-- GIVEN PROBLEM --
Copy out each line in the material below that has the word "Show".

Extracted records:

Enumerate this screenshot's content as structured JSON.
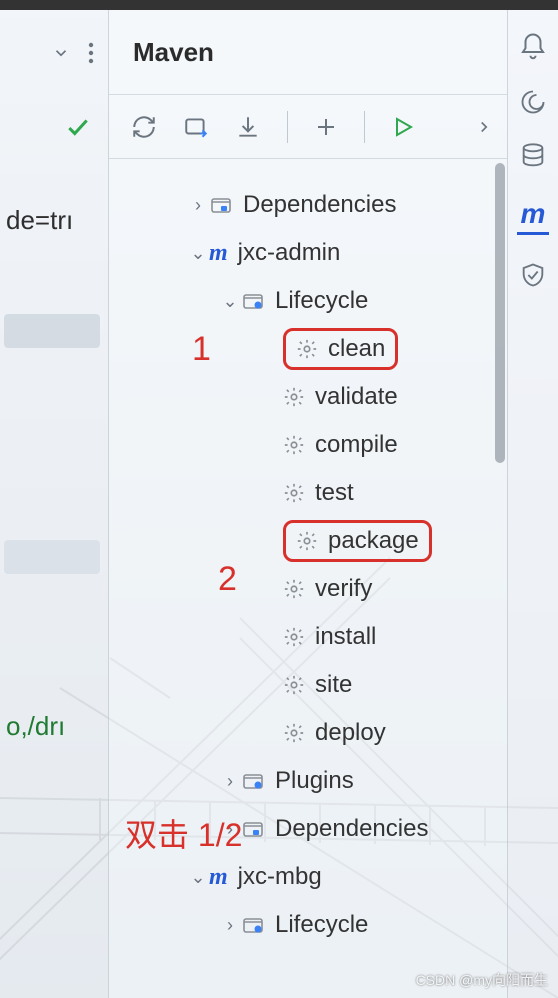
{
  "panel": {
    "title": "Maven"
  },
  "editor": {
    "frag1": "de=trı",
    "frag2": "o,/drı"
  },
  "tree": {
    "dependencies_root": "Dependencies",
    "jxc_admin": "jxc-admin",
    "lifecycle": "Lifecycle",
    "goals": {
      "clean": "clean",
      "validate": "validate",
      "compile": "compile",
      "test": "test",
      "package": "package",
      "verify": "verify",
      "install": "install",
      "site": "site",
      "deploy": "deploy"
    },
    "plugins": "Plugins",
    "dependencies": "Dependencies",
    "jxc_mbg": "jxc-mbg",
    "lifecycle2": "Lifecycle"
  },
  "annotations": {
    "one": "1",
    "two": "2",
    "doubleclick": "双击 1/2"
  },
  "watermark": "CSDN @my向阳而生"
}
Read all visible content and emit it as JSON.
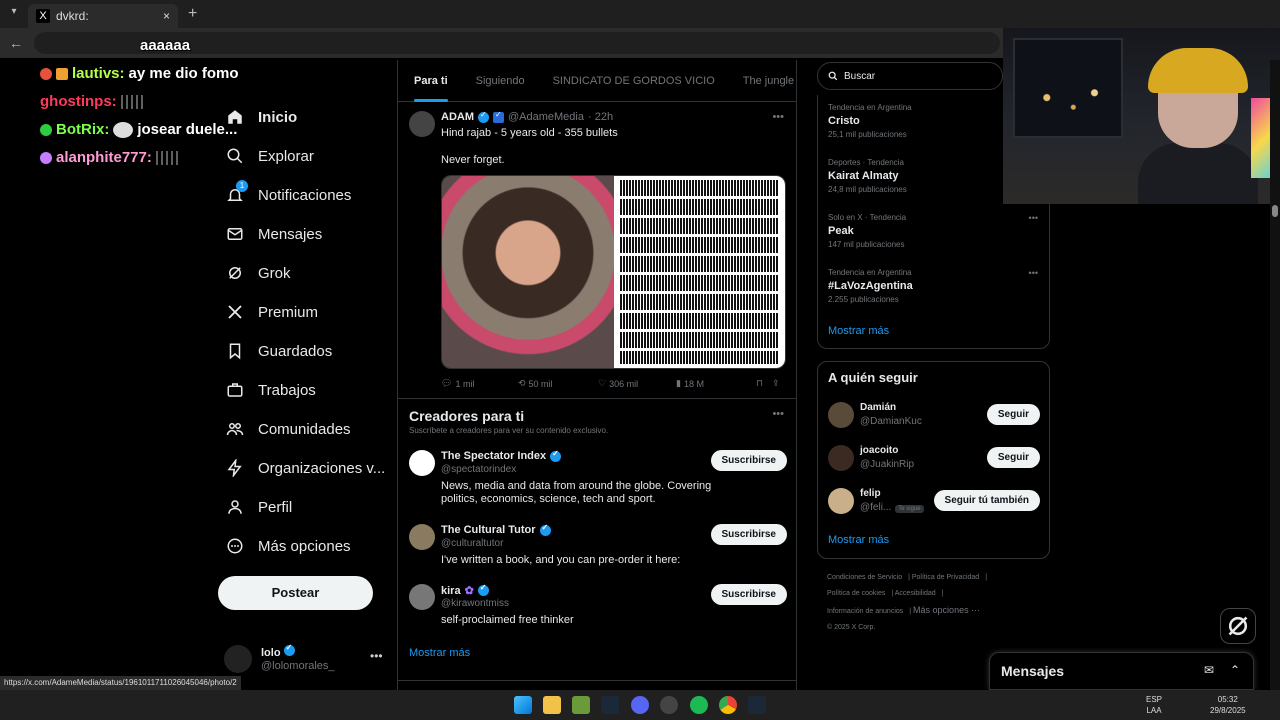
{
  "browser": {
    "tab_title": "dvkrd:",
    "tab_favicon": "x-logo",
    "close_tab": "×",
    "new_tab": "+",
    "back": "←",
    "status_url": "https://x.com/AdameMedia/status/1961011711026045046/photo/2"
  },
  "chat": {
    "lines": [
      {
        "user": "",
        "text": "aaaaaa",
        "color": "#ffffff"
      },
      {
        "user": "lautivs:",
        "text": "ay me dio fomo",
        "color": "#b6ff4a"
      },
      {
        "user": "ghostinps:",
        "text": "",
        "color": "#ff3b5c"
      },
      {
        "user": "BotRix:",
        "text": "josear duele...",
        "color": "#7cff4a"
      },
      {
        "user": "alanphite777:",
        "text": "",
        "color": "#ff4aa0"
      }
    ]
  },
  "nav": {
    "items": [
      {
        "label": "Inicio",
        "icon": "home-icon"
      },
      {
        "label": "Explorar",
        "icon": "search-icon"
      },
      {
        "label": "Notificaciones",
        "icon": "bell-icon",
        "badge": "1"
      },
      {
        "label": "Mensajes",
        "icon": "mail-icon"
      },
      {
        "label": "Grok",
        "icon": "grok-icon"
      },
      {
        "label": "Premium",
        "icon": "x-icon"
      },
      {
        "label": "Guardados",
        "icon": "bookmark-icon"
      },
      {
        "label": "Trabajos",
        "icon": "briefcase-icon"
      },
      {
        "label": "Comunidades",
        "icon": "people-icon"
      },
      {
        "label": "Organizaciones v...",
        "icon": "bolt-icon"
      },
      {
        "label": "Perfil",
        "icon": "person-icon"
      },
      {
        "label": "Más opciones",
        "icon": "more-circle-icon"
      }
    ],
    "post_button": "Postear",
    "profile": {
      "name": "lolo",
      "handle": "@lolomorales_",
      "more": "•••"
    }
  },
  "main": {
    "tabs": [
      "Para ti",
      "Siguiendo",
      "SINDICATO DE GORDOS VICIO",
      "The jungle"
    ],
    "tweet": {
      "name": "ADAM",
      "handle": "@AdameMedia",
      "time": "· 22h",
      "text": "Hind rajab - 5 years old - 355 bullets",
      "text2": "Never forget.",
      "replies": "1 mil",
      "retweets": "50 mil",
      "likes": "306 mil",
      "views": "18 M"
    },
    "creators": {
      "title": "Creadores para ti",
      "subtitle": "Suscríbete a creadores para ver su contenido exclusivo.",
      "items": [
        {
          "name": "The Spectator Index",
          "handle": "@spectatorindex",
          "bio": "News, media and data from around the globe. Covering politics, economics, science, tech and sport.",
          "button": "Suscribirse"
        },
        {
          "name": "The Cultural Tutor",
          "handle": "@culturaltutor",
          "bio": "I've written a book, and you can pre-order it here:",
          "button": "Suscribirse"
        },
        {
          "name": "kira",
          "handle": "@kirawontmiss",
          "bio": "self-proclaimed free thinker",
          "button": "Suscribirse"
        }
      ],
      "more": "Mostrar más"
    }
  },
  "right": {
    "search_placeholder": "Buscar",
    "trends": [
      {
        "meta": "Tendencia en Argentina",
        "name": "Cristo",
        "count": "25,1 mil publicaciones"
      },
      {
        "meta": "Deportes · Tendencia",
        "name": "Kairat Almaty",
        "count": "24,8 mil publicaciones"
      },
      {
        "meta": "Solo en X · Tendencia",
        "name": "Peak",
        "count": "147 mil publicaciones"
      },
      {
        "meta": "Tendencia en Argentina",
        "name": "#LaVozAgentina",
        "count": "2.255 publicaciones"
      }
    ],
    "trends_more": "Mostrar más",
    "who_title": "A quién seguir",
    "who": [
      {
        "name": "Damián",
        "handle": "@DamianKuc",
        "button": "Seguir",
        "tag": ""
      },
      {
        "name": "joacoito",
        "handle": "@JuakinRip",
        "button": "Seguir",
        "tag": ""
      },
      {
        "name": "felip",
        "handle": "@feli...",
        "button": "Seguir tú también",
        "tag": "Te sigue"
      }
    ],
    "who_more": "Mostrar más",
    "footer": [
      "Condiciones de Servicio",
      "Política de Privacidad",
      "Política de cookies",
      "Accesibilidad",
      "Información de anuncios",
      "Más opciones ···",
      "© 2025 X Corp."
    ]
  },
  "messages_dock": {
    "label": "Mensajes"
  },
  "taskbar": {
    "lang1": "ESP",
    "lang2": "LAA",
    "time": "05:32",
    "date": "29/8/2025"
  },
  "colors": {
    "accent": "#1d9bf0",
    "background": "#000000",
    "border": "#2f3336",
    "muted": "#71767b"
  }
}
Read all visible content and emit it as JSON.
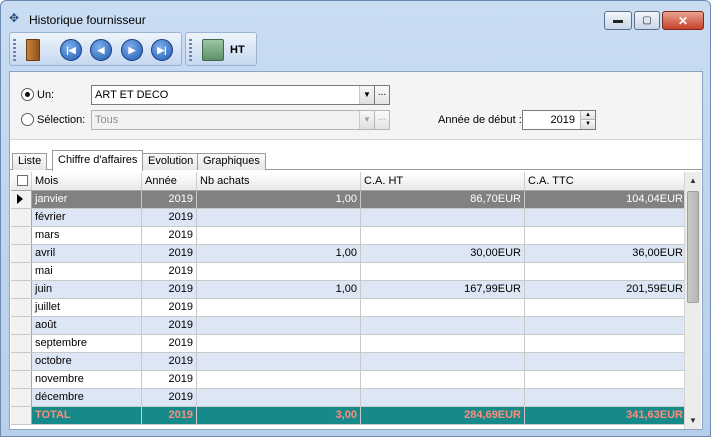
{
  "window": {
    "title": "Historique fournisseur",
    "minimize": "▬",
    "maximize": "▢",
    "close": "✕"
  },
  "toolbar": {
    "ht_label": "HT",
    "nav_icons": [
      "first-record-icon",
      "previous-record-icon",
      "next-record-icon",
      "last-record-icon"
    ],
    "first": "|◀",
    "prev": "◀",
    "next": "▶",
    "last": "▶|"
  },
  "filters": {
    "un_label": "Un:",
    "un_value": "ART ET DECO",
    "selection_label": "Sélection:",
    "selection_value": "Tous",
    "browse": "...",
    "annee_label": "Année de début :",
    "annee_value": "2019"
  },
  "tabs": [
    {
      "label": "Liste"
    },
    {
      "label": "Chiffre d'affaires"
    },
    {
      "label": "Evolution"
    },
    {
      "label": "Graphiques"
    }
  ],
  "grid": {
    "columns": [
      "Mois",
      "Année",
      "Nb achats",
      "C.A. HT",
      "C.A. TTC"
    ],
    "rows": [
      {
        "mois": "janvier",
        "annee": "2019",
        "nb": "1,00",
        "ht": "86,70EUR",
        "ttc": "104,04EUR"
      },
      {
        "mois": "février",
        "annee": "2019",
        "nb": "",
        "ht": "",
        "ttc": ""
      },
      {
        "mois": "mars",
        "annee": "2019",
        "nb": "",
        "ht": "",
        "ttc": ""
      },
      {
        "mois": "avril",
        "annee": "2019",
        "nb": "1,00",
        "ht": "30,00EUR",
        "ttc": "36,00EUR"
      },
      {
        "mois": "mai",
        "annee": "2019",
        "nb": "",
        "ht": "",
        "ttc": ""
      },
      {
        "mois": "juin",
        "annee": "2019",
        "nb": "1,00",
        "ht": "167,99EUR",
        "ttc": "201,59EUR"
      },
      {
        "mois": "juillet",
        "annee": "2019",
        "nb": "",
        "ht": "",
        "ttc": ""
      },
      {
        "mois": "août",
        "annee": "2019",
        "nb": "",
        "ht": "",
        "ttc": ""
      },
      {
        "mois": "septembre",
        "annee": "2019",
        "nb": "",
        "ht": "",
        "ttc": ""
      },
      {
        "mois": "octobre",
        "annee": "2019",
        "nb": "",
        "ht": "",
        "ttc": ""
      },
      {
        "mois": "novembre",
        "annee": "2019",
        "nb": "",
        "ht": "",
        "ttc": ""
      },
      {
        "mois": "décembre",
        "annee": "2019",
        "nb": "",
        "ht": "",
        "ttc": ""
      }
    ],
    "total": {
      "mois": "TOTAL",
      "annee": "2019",
      "nb": "3,00",
      "ht": "284,69EUR",
      "ttc": "341,63EUR"
    }
  },
  "colors": {
    "selected_row": "#818181",
    "alt_row": "#dce6f5",
    "total_bg": "#168a8a",
    "total_text": "#ff8c7c"
  }
}
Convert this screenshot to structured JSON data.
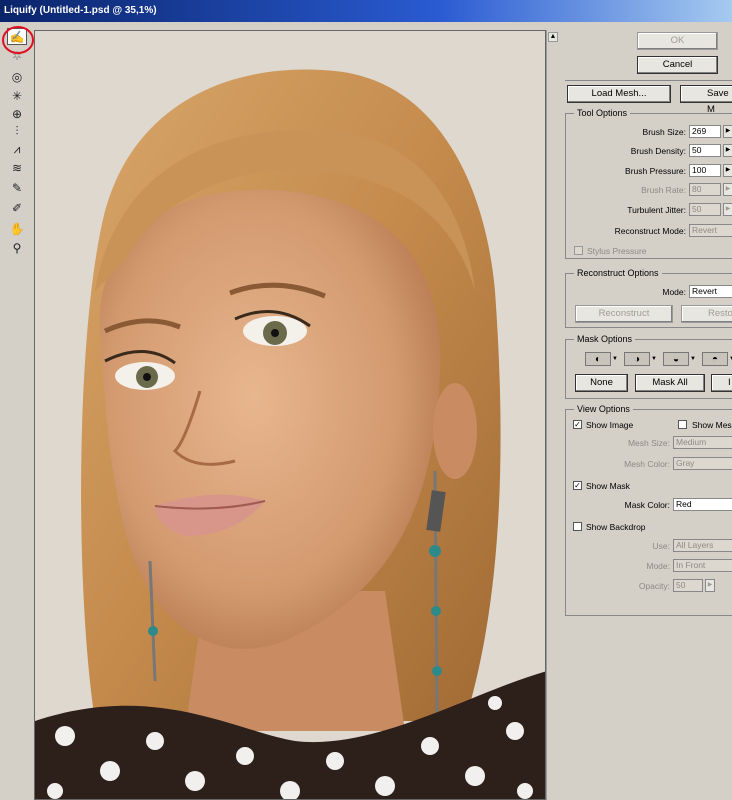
{
  "window": {
    "title": "Liquify (Untitled-1.psd @ 35,1%)"
  },
  "tools": [
    {
      "name": "forward-warp-tool",
      "icon": "finger-icon",
      "glyph": "✍",
      "active": true
    },
    {
      "name": "turbulence-tool",
      "icon": "turbulence-icon",
      "glyph": "✲",
      "dim": true
    },
    {
      "name": "twirl-tool",
      "icon": "twirl-icon",
      "glyph": "◎"
    },
    {
      "name": "pucker-tool",
      "icon": "pucker-icon",
      "glyph": "✳"
    },
    {
      "name": "bloat-tool",
      "icon": "bloat-icon",
      "glyph": "⊕"
    },
    {
      "name": "push-left-tool",
      "icon": "push-left-icon",
      "glyph": "⫶"
    },
    {
      "name": "mirror-tool",
      "icon": "mirror-icon",
      "glyph": "⩘"
    },
    {
      "name": "turbulence-wave-tool",
      "icon": "wave-icon",
      "glyph": "≋"
    },
    {
      "name": "freeze-mask-tool",
      "icon": "freeze-brush-icon",
      "glyph": "✎"
    },
    {
      "name": "thaw-mask-tool",
      "icon": "thaw-brush-icon",
      "glyph": "✐"
    },
    {
      "name": "hand-tool",
      "icon": "hand-icon",
      "glyph": "✋"
    },
    {
      "name": "zoom-tool",
      "icon": "magnifier-icon",
      "glyph": "⚲"
    }
  ],
  "buttons": {
    "ok": "OK",
    "cancel": "Cancel",
    "load_mesh": "Load Mesh...",
    "save_mesh": "Save M"
  },
  "tool_options": {
    "title": "Tool Options",
    "brush_size": {
      "label": "Brush Size:",
      "value": "269"
    },
    "brush_density": {
      "label": "Brush Density:",
      "value": "50"
    },
    "brush_pressure": {
      "label": "Brush Pressure:",
      "value": "100"
    },
    "brush_rate": {
      "label": "Brush Rate:",
      "value": "80"
    },
    "turbulent_jitter": {
      "label": "Turbulent Jitter:",
      "value": "50"
    },
    "reconstruct_mode": {
      "label": "Reconstruct Mode:",
      "value": "Revert"
    },
    "stylus_pressure": "Stylus Pressure"
  },
  "reconstruct_options": {
    "title": "Reconstruct Options",
    "mode_label": "Mode:",
    "mode_value": "Revert",
    "reconstruct_btn": "Reconstruct",
    "restore_btn": "Resto"
  },
  "mask_options": {
    "title": "Mask Options",
    "none_btn": "None",
    "mask_all_btn": "Mask All",
    "invert_btn": "I"
  },
  "view_options": {
    "title": "View Options",
    "show_image": "Show Image",
    "show_mesh": "Show Mes",
    "mesh_size": {
      "label": "Mesh Size:",
      "value": "Medium"
    },
    "mesh_color": {
      "label": "Mesh Color:",
      "value": "Gray"
    },
    "show_mask": "Show Mask",
    "mask_color": {
      "label": "Mask Color:",
      "value": "Red"
    },
    "show_backdrop": "Show Backdrop",
    "use": {
      "label": "Use:",
      "value": "All Layers"
    },
    "mode": {
      "label": "Mode:",
      "value": "In Front"
    },
    "opacity": {
      "label": "Opacity:",
      "value": "50"
    }
  },
  "colors": {
    "title_bar": "#0a246a",
    "annotation": "#e01020",
    "panel_bg": "#d4d0c8"
  }
}
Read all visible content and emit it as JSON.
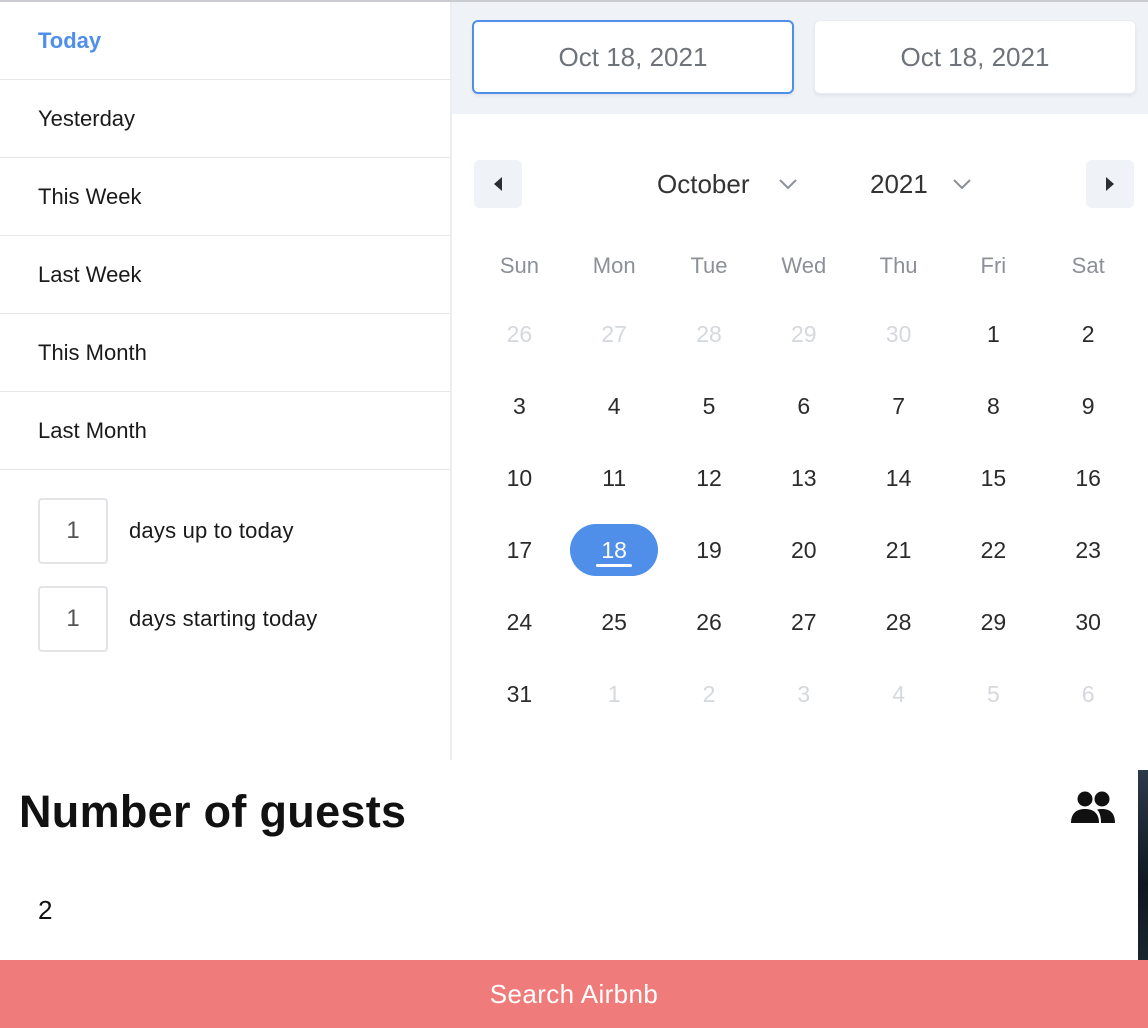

-- ANSWER TO THIS TASK --
    "show_image": "Show Image",
    "show_mesh": "Show Mes",
    "show_mask": "Show Mask",
    "show_backdrop": "Show Backdrop",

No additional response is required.